Pull out every line with the word "this" from the entries below.

==== Dataset records

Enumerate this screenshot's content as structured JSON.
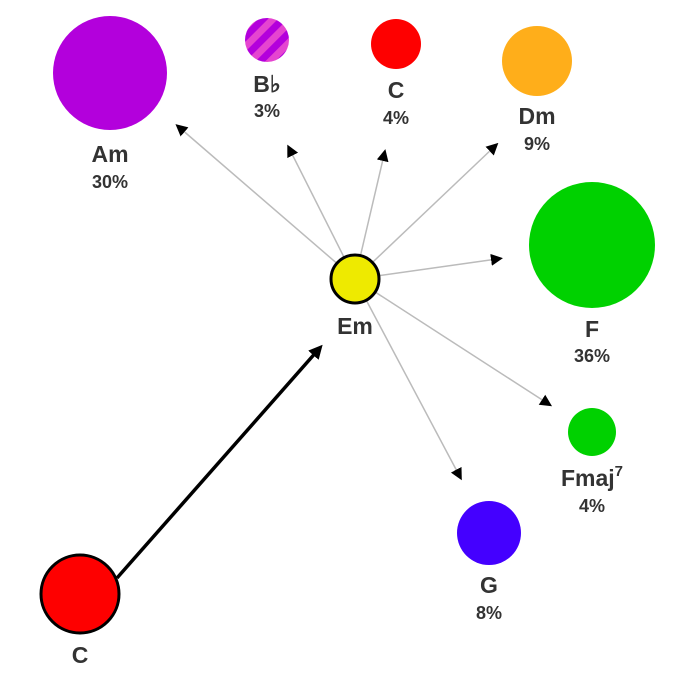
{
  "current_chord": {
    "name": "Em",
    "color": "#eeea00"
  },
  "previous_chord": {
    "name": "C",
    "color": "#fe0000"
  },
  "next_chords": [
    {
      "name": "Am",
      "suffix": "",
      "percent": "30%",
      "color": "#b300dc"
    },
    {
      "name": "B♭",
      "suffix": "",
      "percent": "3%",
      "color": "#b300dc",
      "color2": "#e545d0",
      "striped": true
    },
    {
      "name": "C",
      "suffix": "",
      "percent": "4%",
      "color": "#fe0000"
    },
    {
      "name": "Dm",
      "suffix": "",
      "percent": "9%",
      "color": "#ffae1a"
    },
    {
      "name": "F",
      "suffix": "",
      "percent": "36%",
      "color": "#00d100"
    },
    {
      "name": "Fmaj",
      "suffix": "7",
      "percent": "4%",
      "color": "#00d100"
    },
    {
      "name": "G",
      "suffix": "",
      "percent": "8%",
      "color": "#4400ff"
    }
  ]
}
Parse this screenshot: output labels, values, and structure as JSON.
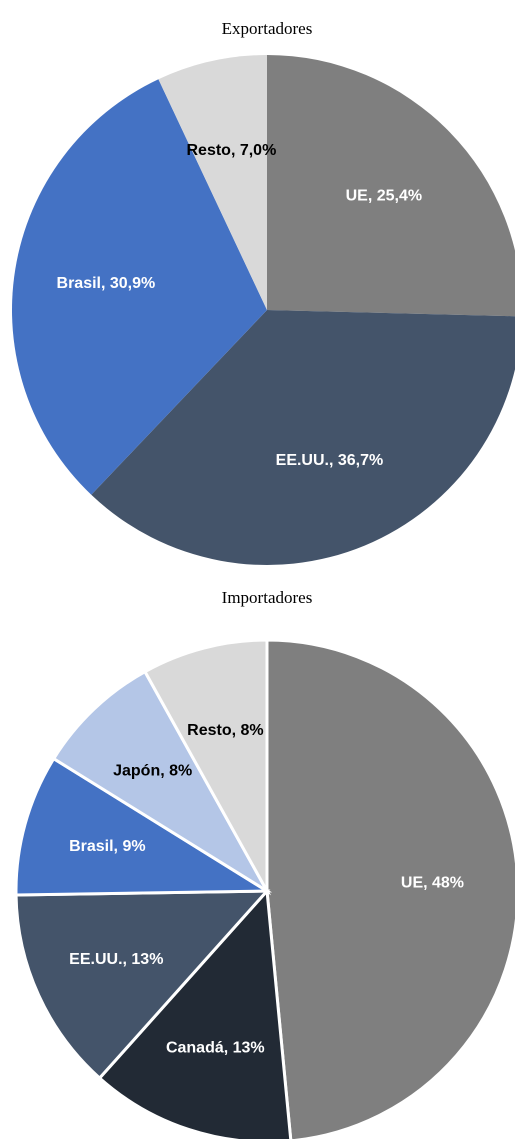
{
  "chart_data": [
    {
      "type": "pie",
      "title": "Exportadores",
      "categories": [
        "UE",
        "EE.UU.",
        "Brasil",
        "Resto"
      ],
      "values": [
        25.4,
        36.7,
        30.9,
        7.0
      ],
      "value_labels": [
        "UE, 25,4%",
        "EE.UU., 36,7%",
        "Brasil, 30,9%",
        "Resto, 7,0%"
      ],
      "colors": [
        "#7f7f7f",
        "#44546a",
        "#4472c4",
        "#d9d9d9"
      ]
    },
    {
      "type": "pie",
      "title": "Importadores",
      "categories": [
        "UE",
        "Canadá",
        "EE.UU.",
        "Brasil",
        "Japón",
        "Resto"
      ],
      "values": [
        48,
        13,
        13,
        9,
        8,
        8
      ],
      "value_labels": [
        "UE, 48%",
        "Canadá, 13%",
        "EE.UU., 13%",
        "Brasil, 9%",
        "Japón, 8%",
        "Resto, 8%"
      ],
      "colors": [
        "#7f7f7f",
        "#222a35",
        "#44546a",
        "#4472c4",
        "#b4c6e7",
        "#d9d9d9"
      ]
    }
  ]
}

========
==== Dataset records

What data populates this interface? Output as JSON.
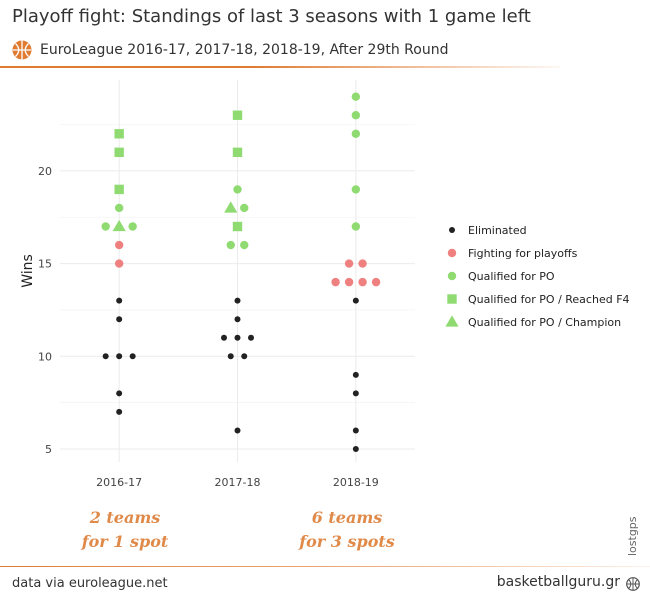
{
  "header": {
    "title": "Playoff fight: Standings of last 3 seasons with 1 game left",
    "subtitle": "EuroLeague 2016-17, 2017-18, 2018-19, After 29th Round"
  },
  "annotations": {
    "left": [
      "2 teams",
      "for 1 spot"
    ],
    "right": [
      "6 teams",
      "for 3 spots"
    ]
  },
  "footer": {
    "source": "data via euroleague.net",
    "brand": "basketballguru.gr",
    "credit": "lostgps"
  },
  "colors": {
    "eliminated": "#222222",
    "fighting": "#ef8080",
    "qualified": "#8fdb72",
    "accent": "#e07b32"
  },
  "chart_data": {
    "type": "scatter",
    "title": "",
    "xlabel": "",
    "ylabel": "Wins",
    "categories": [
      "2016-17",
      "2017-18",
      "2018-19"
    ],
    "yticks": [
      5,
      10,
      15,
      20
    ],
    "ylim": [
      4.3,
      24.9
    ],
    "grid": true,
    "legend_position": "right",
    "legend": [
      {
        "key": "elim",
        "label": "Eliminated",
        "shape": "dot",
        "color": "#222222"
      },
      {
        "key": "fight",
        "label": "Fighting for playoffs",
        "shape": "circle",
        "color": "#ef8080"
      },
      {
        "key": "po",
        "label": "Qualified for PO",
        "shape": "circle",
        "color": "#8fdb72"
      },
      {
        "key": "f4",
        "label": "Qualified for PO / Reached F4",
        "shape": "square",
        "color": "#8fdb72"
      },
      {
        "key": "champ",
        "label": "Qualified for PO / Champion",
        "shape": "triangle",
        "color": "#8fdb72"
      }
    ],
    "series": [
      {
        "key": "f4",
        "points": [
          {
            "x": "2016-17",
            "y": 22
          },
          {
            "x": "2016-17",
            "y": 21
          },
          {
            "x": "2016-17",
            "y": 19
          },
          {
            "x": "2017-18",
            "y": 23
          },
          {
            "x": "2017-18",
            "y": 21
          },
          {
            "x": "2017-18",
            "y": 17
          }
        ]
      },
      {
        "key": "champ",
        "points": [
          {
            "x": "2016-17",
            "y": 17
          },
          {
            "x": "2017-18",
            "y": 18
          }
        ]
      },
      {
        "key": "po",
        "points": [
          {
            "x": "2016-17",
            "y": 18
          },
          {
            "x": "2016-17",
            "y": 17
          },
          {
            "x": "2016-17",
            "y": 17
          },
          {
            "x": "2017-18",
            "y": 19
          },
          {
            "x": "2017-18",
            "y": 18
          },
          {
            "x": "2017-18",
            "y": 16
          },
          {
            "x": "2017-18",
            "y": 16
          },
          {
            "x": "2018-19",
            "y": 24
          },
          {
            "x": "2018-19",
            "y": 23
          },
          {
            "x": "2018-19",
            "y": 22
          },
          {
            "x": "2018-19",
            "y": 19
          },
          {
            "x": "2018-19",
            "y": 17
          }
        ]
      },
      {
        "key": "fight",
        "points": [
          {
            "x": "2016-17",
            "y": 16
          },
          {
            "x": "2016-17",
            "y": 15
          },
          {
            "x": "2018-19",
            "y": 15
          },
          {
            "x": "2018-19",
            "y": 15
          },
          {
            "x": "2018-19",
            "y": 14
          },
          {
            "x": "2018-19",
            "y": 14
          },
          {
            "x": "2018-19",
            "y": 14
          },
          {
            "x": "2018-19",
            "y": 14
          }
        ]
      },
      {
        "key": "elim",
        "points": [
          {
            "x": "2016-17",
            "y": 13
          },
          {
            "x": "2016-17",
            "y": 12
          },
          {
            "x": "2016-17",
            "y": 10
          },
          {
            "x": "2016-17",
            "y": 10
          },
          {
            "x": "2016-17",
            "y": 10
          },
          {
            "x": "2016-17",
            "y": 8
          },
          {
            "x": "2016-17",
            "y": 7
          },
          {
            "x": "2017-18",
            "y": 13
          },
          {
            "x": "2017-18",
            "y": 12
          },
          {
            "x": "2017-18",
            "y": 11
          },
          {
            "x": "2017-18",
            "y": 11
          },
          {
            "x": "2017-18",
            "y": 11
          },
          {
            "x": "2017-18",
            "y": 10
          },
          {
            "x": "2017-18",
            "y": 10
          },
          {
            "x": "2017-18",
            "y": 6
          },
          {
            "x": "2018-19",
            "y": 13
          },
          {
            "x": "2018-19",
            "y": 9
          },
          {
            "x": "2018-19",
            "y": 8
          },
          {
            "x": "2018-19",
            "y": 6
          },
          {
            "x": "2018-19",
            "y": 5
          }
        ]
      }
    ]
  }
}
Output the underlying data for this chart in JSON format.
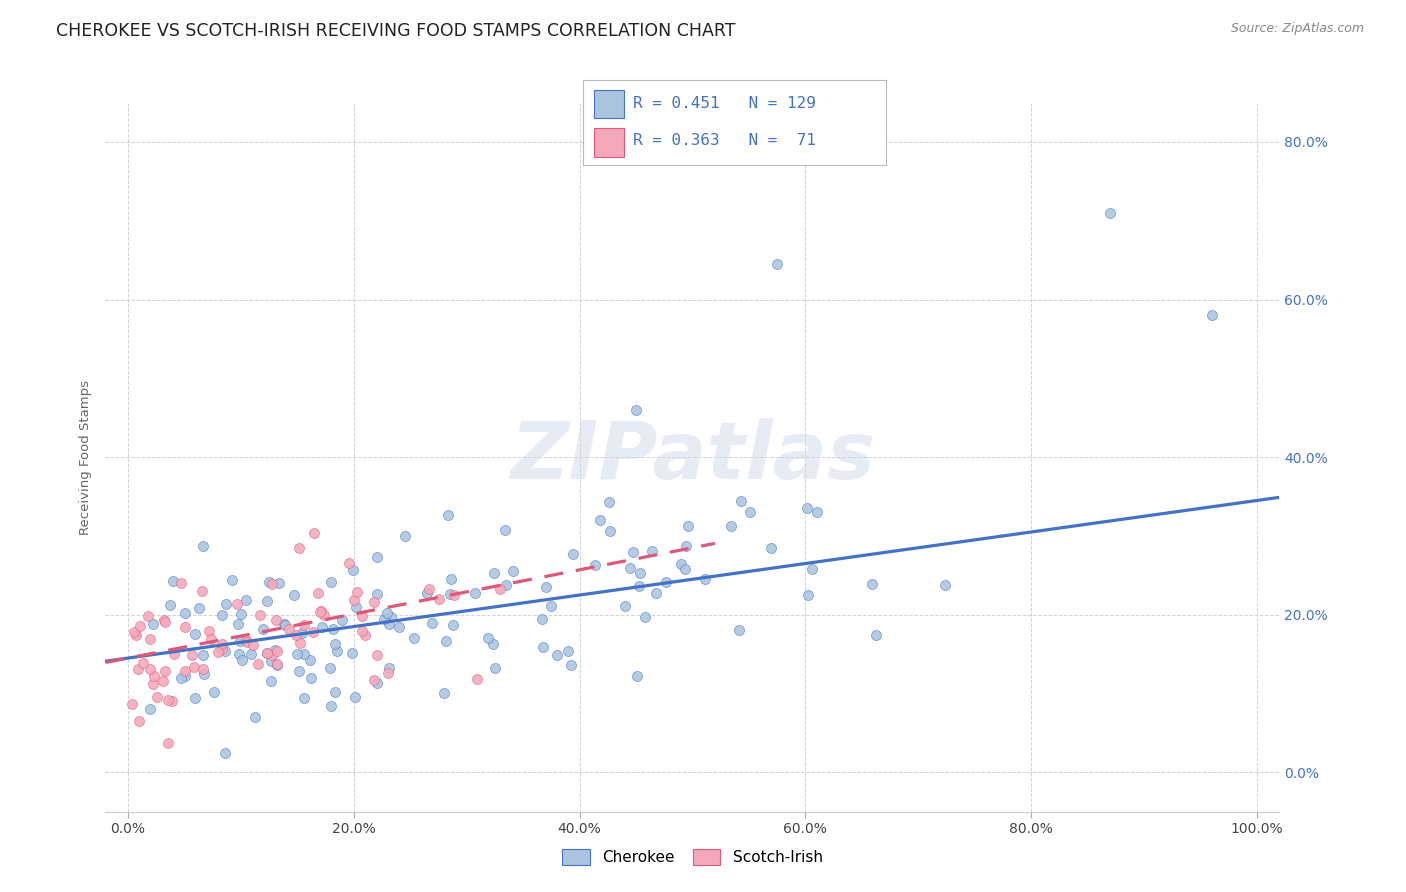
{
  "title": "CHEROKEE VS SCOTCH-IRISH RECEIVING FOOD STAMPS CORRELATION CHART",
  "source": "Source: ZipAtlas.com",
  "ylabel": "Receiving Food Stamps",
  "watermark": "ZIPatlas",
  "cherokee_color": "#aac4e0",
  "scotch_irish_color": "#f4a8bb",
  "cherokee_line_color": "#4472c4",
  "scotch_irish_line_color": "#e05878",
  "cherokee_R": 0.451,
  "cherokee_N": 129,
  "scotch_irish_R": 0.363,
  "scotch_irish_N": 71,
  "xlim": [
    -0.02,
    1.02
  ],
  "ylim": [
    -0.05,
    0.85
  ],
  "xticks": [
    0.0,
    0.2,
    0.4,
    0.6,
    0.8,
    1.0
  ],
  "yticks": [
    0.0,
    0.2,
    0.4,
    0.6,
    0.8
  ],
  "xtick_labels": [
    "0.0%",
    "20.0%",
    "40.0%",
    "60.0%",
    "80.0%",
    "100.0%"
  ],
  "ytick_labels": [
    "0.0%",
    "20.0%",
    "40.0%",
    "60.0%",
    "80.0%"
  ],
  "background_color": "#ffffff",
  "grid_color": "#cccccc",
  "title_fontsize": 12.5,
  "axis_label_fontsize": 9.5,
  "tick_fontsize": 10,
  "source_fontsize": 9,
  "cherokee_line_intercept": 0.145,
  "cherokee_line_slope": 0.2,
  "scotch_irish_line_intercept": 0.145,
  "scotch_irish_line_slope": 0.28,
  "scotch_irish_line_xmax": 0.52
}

========
==== Dataset records

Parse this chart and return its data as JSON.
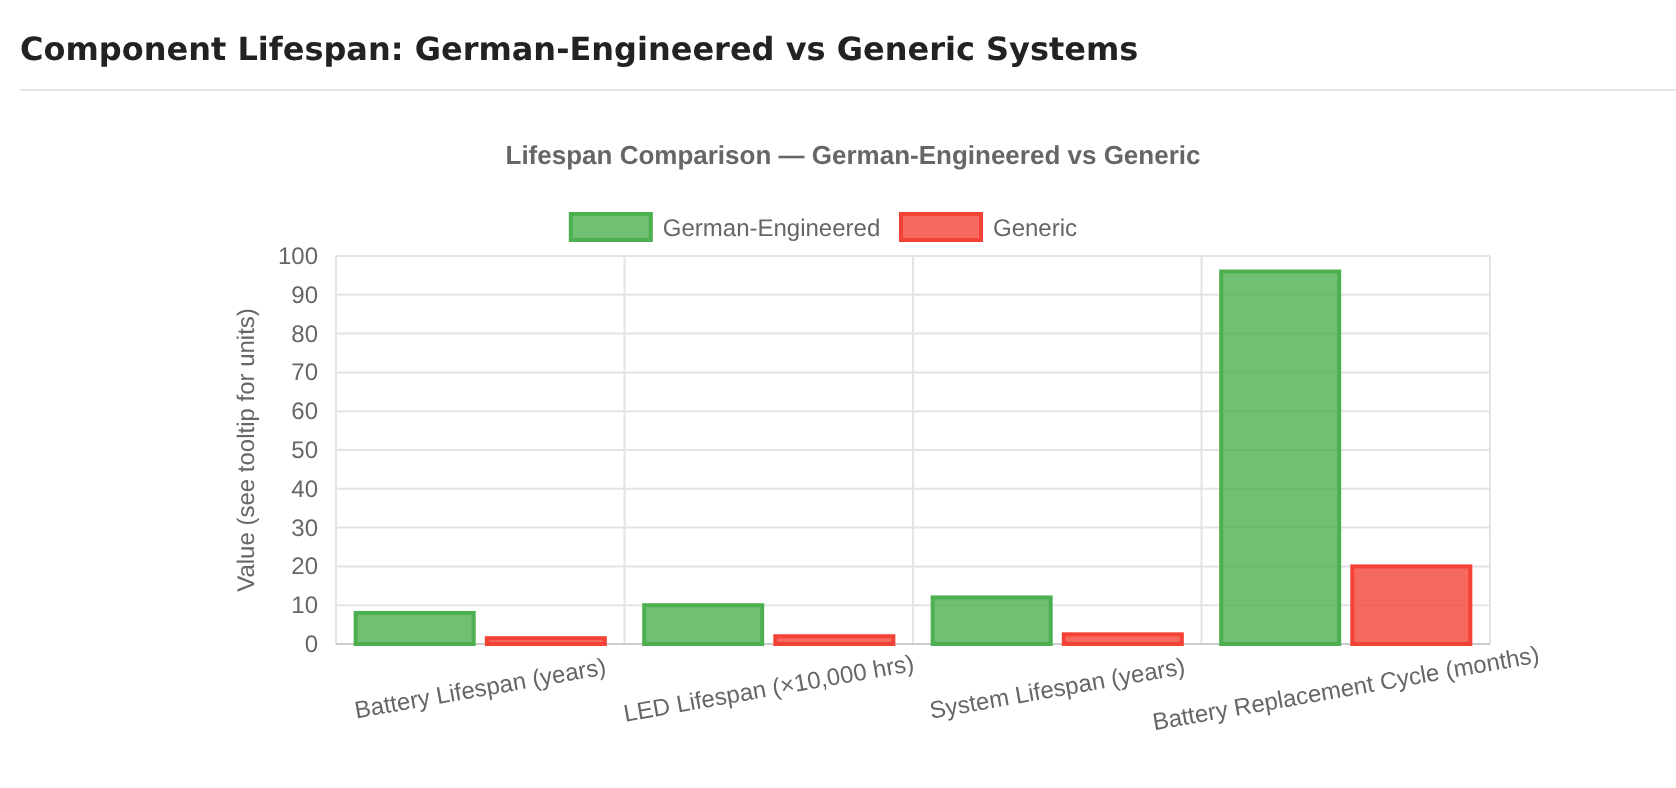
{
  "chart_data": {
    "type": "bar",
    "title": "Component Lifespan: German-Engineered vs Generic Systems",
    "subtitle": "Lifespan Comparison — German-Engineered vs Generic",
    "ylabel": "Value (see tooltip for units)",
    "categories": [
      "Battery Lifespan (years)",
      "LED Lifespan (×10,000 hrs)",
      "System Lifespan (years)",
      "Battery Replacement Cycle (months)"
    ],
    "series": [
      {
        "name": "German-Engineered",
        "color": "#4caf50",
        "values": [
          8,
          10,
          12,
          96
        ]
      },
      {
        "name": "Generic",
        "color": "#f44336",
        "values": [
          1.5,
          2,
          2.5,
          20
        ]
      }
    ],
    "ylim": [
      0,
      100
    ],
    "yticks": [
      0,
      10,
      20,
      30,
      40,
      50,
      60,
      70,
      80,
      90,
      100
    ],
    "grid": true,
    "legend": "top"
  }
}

========

■ **Exercise solution**:
Enumerate this screenshot's content as structured JSON.
Parse this screenshot: output labels, values, and structure as JSON.
What data populates this interface? Output as JSON.
Output the underlying data for this chart in JSON format.
Parse this chart and return its data as JSON.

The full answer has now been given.